* **Objective**
List each line in which the string "image" appears.

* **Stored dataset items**
## Start
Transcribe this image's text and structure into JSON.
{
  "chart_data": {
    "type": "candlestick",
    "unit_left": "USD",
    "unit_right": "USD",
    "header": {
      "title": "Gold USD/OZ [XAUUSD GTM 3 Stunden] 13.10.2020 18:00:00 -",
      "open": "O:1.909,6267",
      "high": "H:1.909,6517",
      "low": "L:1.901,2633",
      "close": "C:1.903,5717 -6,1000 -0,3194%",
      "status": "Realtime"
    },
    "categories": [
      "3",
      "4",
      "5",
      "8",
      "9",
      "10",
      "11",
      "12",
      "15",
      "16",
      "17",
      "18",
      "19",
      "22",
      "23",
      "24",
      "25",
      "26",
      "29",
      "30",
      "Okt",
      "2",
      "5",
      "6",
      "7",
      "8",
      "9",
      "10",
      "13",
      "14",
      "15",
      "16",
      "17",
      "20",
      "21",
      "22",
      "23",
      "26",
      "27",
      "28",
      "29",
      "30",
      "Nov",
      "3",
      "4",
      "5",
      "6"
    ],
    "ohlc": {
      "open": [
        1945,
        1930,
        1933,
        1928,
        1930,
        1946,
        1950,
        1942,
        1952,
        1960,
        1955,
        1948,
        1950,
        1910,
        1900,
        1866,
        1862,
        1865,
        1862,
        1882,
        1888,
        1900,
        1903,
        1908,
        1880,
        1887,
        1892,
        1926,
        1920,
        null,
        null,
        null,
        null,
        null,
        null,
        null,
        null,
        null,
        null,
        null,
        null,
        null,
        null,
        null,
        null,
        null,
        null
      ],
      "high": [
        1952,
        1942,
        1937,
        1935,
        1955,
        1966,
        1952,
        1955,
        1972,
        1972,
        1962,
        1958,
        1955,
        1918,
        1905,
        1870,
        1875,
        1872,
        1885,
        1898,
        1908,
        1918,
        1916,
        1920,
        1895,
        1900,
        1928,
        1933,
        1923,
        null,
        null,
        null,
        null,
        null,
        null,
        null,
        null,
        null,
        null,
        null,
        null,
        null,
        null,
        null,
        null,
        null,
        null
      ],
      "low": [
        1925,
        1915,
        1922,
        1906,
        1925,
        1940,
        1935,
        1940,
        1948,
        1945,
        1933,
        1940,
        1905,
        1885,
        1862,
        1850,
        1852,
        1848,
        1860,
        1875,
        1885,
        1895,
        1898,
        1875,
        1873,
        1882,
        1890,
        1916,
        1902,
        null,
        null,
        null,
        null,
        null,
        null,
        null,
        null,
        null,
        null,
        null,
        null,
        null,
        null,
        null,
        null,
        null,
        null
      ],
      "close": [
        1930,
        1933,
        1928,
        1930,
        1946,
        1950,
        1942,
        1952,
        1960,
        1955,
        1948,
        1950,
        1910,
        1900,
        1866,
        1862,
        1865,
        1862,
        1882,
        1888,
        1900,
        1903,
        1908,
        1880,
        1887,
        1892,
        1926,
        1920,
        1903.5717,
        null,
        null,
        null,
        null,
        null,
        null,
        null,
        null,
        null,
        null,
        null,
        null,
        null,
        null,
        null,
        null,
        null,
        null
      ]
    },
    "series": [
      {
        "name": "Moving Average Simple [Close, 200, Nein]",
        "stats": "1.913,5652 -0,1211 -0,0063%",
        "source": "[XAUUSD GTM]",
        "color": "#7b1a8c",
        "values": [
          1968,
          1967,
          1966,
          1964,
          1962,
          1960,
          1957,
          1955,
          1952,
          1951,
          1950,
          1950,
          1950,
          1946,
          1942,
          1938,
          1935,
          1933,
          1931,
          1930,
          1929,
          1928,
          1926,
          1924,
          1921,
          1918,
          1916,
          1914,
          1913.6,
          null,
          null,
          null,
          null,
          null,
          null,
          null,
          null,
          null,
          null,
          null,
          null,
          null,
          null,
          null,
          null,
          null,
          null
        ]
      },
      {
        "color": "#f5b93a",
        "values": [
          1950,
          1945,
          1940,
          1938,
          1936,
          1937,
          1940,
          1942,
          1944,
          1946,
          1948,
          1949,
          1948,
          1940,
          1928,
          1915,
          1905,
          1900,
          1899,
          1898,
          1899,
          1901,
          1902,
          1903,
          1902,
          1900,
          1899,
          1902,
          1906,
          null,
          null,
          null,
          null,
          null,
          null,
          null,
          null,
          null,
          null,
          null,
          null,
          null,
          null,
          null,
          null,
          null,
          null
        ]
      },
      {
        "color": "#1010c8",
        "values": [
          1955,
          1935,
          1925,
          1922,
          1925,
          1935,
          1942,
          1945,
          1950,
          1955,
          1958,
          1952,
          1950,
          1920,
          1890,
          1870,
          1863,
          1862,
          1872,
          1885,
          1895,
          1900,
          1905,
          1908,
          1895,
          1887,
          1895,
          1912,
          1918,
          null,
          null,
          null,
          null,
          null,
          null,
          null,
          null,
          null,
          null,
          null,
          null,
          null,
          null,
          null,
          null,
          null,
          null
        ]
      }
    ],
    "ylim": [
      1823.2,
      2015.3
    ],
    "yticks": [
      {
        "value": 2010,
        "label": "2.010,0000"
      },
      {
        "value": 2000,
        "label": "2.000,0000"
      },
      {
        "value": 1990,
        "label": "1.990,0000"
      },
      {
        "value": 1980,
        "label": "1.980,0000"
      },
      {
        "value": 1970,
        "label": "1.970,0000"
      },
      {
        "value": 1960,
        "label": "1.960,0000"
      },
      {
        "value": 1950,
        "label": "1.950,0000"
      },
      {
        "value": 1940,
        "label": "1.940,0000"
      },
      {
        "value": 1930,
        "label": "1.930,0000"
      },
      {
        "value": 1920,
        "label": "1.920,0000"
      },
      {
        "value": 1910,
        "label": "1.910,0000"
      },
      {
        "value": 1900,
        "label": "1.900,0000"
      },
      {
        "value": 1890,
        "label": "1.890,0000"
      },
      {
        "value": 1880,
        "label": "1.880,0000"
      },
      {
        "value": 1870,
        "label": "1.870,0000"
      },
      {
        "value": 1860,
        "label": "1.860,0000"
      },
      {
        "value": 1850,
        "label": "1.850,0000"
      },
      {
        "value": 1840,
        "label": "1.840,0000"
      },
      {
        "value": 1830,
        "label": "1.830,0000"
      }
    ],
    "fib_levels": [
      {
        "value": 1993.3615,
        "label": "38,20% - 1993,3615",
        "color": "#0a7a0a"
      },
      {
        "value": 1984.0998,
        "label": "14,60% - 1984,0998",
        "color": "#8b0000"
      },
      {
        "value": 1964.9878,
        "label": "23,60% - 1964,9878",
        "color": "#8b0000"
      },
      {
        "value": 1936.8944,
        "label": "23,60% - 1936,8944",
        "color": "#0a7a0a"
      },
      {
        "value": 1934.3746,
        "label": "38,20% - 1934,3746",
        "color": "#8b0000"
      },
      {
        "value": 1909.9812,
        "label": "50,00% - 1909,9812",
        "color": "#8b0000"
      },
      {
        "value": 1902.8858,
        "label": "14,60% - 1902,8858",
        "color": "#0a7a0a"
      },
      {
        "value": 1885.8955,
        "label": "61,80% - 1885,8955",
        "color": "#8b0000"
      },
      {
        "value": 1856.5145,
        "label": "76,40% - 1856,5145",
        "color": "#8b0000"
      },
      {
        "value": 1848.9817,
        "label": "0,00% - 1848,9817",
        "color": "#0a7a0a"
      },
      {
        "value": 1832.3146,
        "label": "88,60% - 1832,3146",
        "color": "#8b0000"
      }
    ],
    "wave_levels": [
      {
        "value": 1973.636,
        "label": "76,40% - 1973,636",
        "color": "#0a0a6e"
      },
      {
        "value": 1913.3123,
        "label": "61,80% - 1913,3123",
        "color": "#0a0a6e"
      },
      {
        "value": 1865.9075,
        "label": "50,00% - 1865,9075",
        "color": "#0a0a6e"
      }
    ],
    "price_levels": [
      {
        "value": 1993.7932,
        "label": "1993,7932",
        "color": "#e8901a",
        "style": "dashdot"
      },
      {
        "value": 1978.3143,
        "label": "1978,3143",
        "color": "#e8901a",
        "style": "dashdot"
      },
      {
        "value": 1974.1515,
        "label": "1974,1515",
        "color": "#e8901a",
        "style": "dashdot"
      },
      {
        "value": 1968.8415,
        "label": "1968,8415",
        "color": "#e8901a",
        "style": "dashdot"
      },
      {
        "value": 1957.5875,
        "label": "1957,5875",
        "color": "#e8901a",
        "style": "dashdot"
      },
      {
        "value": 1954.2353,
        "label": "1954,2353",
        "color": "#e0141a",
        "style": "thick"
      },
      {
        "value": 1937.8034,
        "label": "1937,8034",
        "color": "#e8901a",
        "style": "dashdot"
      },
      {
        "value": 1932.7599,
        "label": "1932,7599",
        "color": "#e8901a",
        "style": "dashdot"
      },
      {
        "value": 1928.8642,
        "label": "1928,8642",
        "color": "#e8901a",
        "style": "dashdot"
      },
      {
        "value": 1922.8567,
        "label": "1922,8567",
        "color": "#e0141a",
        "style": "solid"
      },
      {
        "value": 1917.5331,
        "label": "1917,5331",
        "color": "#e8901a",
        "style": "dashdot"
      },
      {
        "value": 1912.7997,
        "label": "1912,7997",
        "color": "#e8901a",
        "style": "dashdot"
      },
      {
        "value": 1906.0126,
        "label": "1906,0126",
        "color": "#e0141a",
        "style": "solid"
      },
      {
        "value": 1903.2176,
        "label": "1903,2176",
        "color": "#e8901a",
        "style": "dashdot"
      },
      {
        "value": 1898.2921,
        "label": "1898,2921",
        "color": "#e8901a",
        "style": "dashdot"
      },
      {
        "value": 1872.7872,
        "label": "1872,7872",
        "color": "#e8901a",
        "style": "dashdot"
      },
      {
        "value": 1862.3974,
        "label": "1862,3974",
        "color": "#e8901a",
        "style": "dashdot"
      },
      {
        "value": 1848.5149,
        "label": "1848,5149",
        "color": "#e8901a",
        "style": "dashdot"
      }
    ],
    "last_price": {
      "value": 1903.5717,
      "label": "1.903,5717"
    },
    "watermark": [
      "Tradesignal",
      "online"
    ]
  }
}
## End
## Start
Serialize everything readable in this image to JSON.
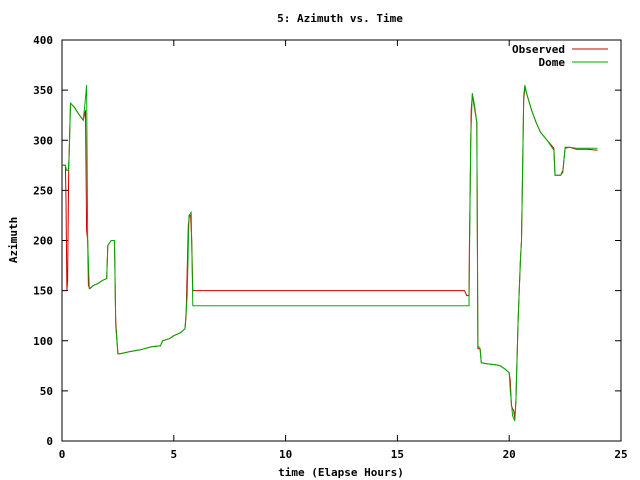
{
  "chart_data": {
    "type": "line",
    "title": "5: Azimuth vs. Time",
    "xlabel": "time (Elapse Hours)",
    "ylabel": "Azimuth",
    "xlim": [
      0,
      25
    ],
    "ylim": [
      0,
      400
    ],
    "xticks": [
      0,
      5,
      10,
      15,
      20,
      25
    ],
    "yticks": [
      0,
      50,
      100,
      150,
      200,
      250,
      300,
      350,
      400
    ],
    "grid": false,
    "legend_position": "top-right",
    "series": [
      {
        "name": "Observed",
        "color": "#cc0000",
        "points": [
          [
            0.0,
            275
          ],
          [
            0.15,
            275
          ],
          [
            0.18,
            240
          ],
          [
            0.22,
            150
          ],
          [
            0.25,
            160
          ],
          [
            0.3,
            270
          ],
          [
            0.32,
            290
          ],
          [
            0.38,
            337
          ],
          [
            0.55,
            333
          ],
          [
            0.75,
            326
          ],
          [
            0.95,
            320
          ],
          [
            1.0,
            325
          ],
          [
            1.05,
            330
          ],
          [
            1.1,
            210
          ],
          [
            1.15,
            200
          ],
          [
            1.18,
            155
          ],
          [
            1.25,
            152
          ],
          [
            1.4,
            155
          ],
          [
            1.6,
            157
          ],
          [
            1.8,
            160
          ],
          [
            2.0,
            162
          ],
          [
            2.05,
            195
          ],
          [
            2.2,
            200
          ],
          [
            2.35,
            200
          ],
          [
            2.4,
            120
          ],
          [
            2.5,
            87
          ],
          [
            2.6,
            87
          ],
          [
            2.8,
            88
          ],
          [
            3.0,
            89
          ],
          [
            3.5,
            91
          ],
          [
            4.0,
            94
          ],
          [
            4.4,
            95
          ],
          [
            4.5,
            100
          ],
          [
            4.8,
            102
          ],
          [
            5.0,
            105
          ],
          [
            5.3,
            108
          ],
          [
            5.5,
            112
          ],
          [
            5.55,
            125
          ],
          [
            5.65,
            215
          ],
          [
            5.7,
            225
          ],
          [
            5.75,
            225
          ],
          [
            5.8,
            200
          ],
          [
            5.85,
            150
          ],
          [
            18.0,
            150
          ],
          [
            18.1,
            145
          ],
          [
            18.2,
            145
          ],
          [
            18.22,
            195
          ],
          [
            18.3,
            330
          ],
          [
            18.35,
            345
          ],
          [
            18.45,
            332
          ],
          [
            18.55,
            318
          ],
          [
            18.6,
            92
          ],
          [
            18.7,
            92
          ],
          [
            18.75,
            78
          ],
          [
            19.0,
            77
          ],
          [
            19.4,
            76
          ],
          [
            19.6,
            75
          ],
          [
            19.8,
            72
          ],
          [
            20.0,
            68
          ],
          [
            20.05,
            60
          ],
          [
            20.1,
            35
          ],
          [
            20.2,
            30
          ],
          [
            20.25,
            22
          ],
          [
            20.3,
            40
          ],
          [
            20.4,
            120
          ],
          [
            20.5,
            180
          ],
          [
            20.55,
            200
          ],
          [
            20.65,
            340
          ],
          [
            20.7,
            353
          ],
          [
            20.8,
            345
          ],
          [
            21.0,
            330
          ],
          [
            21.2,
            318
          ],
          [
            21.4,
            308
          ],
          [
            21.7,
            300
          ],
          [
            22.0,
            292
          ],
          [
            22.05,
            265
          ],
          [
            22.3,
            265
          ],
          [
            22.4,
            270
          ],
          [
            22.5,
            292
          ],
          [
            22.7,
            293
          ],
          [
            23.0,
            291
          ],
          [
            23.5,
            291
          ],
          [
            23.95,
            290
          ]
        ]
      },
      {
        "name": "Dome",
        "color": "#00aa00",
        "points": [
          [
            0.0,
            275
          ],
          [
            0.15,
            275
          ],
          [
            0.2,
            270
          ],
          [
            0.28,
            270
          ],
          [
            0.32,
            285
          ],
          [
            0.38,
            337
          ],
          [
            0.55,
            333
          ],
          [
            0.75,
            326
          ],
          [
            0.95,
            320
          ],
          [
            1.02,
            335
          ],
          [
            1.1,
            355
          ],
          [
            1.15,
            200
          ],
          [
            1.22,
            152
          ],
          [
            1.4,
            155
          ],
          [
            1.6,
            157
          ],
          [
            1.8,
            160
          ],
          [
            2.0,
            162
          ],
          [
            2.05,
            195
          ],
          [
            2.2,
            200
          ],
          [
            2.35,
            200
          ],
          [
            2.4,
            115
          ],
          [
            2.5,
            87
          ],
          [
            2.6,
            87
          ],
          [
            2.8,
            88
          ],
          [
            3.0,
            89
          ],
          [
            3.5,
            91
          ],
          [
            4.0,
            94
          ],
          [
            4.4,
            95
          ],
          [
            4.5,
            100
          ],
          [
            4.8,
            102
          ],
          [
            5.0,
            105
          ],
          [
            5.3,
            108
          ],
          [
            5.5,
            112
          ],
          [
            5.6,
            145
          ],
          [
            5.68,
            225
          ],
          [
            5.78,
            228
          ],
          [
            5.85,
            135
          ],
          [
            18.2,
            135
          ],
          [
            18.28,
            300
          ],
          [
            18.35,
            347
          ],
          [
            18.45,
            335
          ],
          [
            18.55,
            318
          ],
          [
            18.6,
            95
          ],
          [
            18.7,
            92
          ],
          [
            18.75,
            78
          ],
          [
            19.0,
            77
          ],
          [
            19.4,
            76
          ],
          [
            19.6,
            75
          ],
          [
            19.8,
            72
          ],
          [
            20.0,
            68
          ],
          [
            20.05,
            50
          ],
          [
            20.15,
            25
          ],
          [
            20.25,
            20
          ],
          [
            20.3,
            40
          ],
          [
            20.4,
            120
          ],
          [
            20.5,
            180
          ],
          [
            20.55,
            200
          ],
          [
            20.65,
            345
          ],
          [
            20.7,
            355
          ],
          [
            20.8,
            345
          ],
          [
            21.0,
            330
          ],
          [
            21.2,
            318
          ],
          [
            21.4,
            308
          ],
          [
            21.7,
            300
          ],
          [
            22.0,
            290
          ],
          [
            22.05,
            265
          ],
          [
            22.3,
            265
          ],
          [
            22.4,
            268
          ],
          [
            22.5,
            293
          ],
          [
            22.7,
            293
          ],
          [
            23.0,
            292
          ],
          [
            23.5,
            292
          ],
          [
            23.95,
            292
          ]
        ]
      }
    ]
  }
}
## End
* **Result**
Transcribe this image's text and structure into JSON.
Serialize everything readable in this image to JSON.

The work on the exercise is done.